┌────────

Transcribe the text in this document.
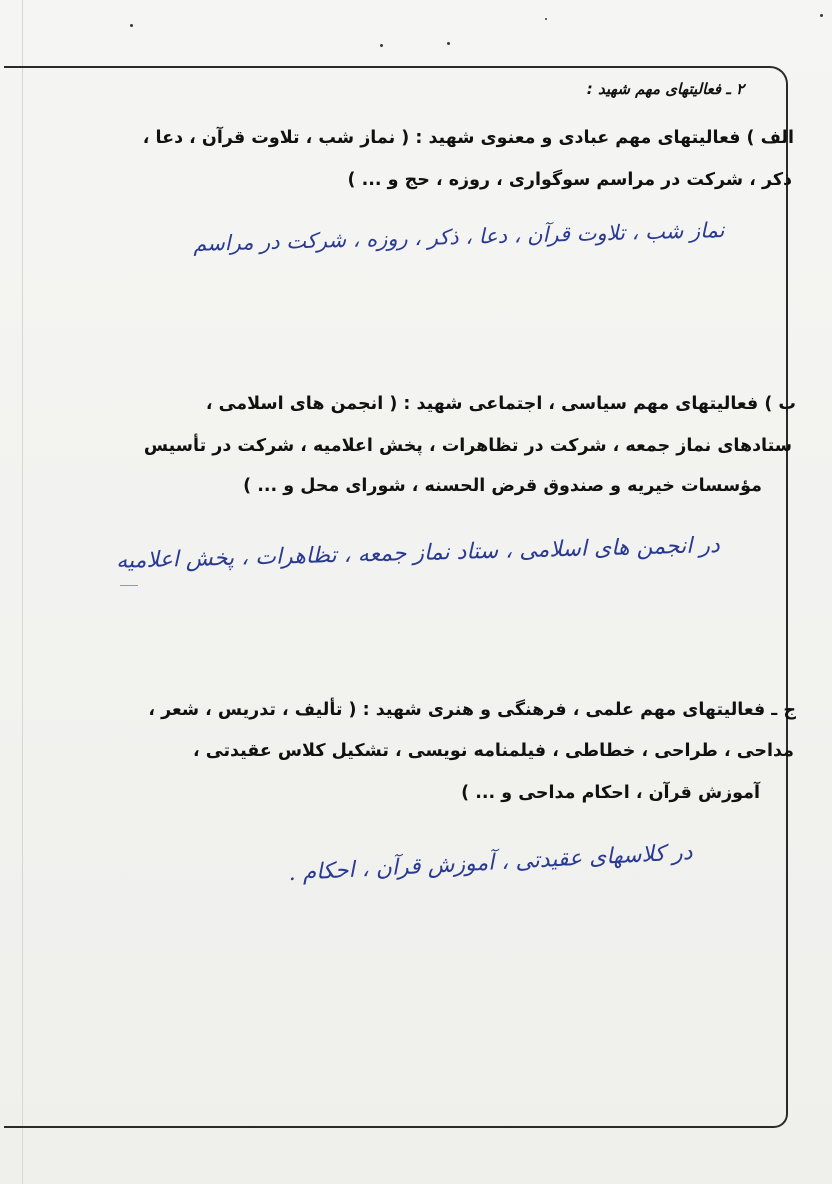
۲ ـ فعالیتهای مهم شهید :
الف ) فعالیتهای مهم عبادی و معنوی شهید : ( نماز شب ، تلاوت قرآن ، دعا ،
ذکر ، شرکت در مراسم سوگواری ، روزه ، حج و ... )
نماز شب ، تلاوت قرآن ، دعا ، ذکر ، روزه ، شرکت در مراسم
ب ) فعالیتهای مهم سیاسی ، اجتماعی شهید : ( انجمن های اسلامی ،
ستادهای نماز جمعه ، شرکت در تظاهرات ، پخش اعلامیه ، شرکت در تأسیس
مؤسسات خیریه و صندوق قرض الحسنه ، شورای محل و ... )
در انجمن های اسلامی ، ستاد نماز جمعه ، تظاهرات ، پخش اعلامیه
ج ـ فعالیتهای مهم علمی ، فرهنگی و هنری شهید : ( تألیف ، تدریس ، شعر ،
مداحی ، طراحی ، خطاطی ، فیلمنامه نویسی ، تشکیل کلاس عقیدتی ،
آموزش قرآن ، احکام مداحی و ... )
در کلاسهای عقیدتی ، آموزش قرآن ، احکام .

└────────

Pull out all lines from the entries above that include the word "شهید".

۲ ـ فعالیتهای مهم شهید :
الف ) فعالیتهای مهم عبادی و معنوی شهید : ( نماز شب ، تلاوت قرآن ، دعا ،
ب ) فعالیتهای مهم سیاسی ، اجتماعی شهید : ( انجمن های اسلامی ،
ج ـ فعالیتهای مهم علمی ، فرهنگی و هنری شهید : ( تألیف ، تدریس ، شعر ،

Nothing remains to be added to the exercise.